> Exercise prompt
Output every entry exactly as written, skipping any pictures.

Data records:
----

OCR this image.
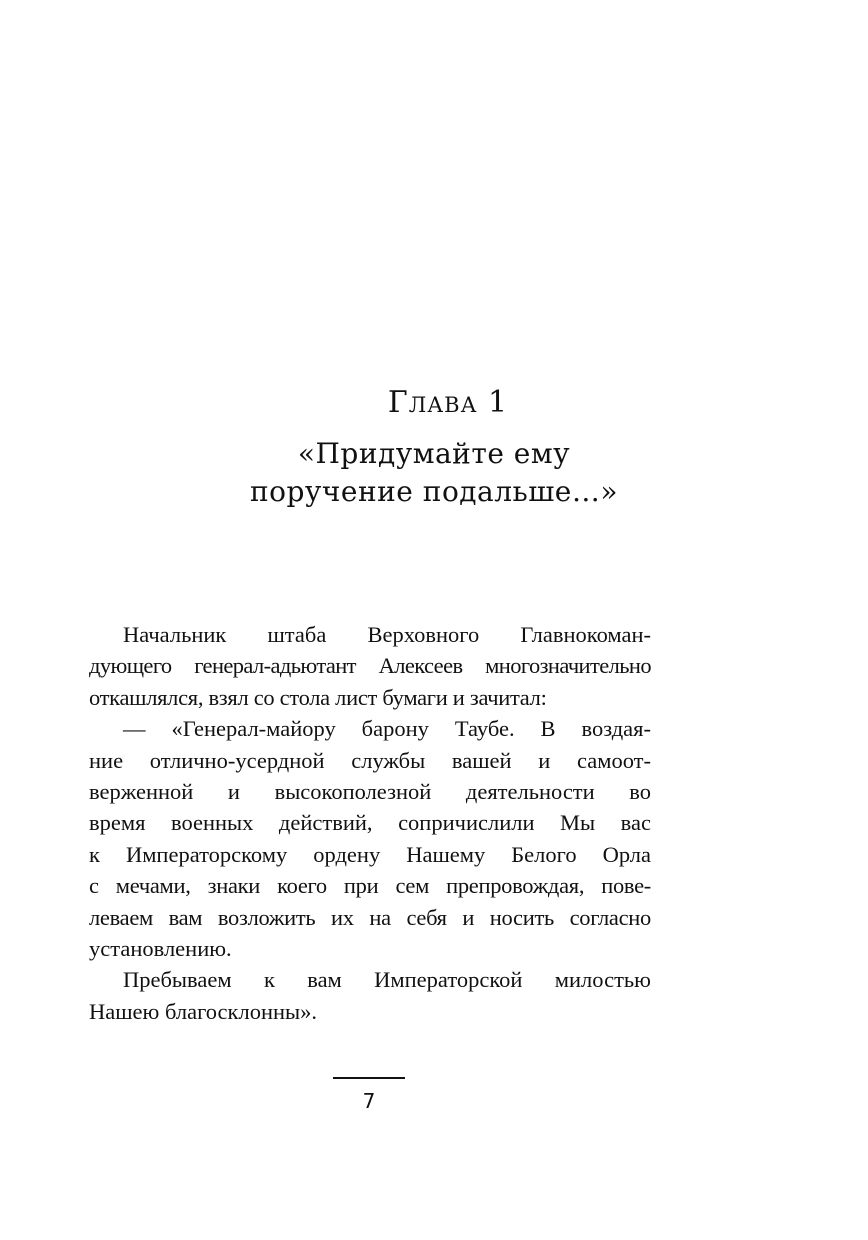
Глава 1
«Придумайте ему
поручение подальше…»
Начальник штаба Верховного Главнокоман-
дующего генерал-адьютант Алексеев многозначительно
откашлялся, взял со стола лист бумаги и зачитал:
— «Генерал-майору барону Таубе. В воздая-
ние отлично-усердной службы вашей и самоот-
верженной и высокополезной деятельности во
время военных действий, сопричислили Мы вас
к Императорскому ордену Нашему Белого Орла
с мечами, знаки коего при сем препровождая, пове-
леваем вам возложить их на себя и носить согласно
установлению.
Пребываем к вам Императорской милостью
Нашею благосклонны».
7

----

> Solution for this task
OCR this image.
Глава 1
«Придумайте ему
поручение подальше…»
Начальник штаба Верховного Главнокоман-
дующего генерал-адьютант Алексеев многозначительно
откашлялся, взял со стола лист бумаги и зачитал:
— «Генерал-майору барону Таубе. В воздая-
ние отлично-усердной службы вашей и самоот-
верженной и высокополезной деятельности во
время военных действий, сопричислили Мы вас
к Императорскому ордену Нашему Белого Орла
с мечами, знаки коего при сем препровождая, пове-
леваем вам возложить их на себя и носить согласно
установлению.
Пребываем к вам Императорской милостью
Нашею благосклонны».
7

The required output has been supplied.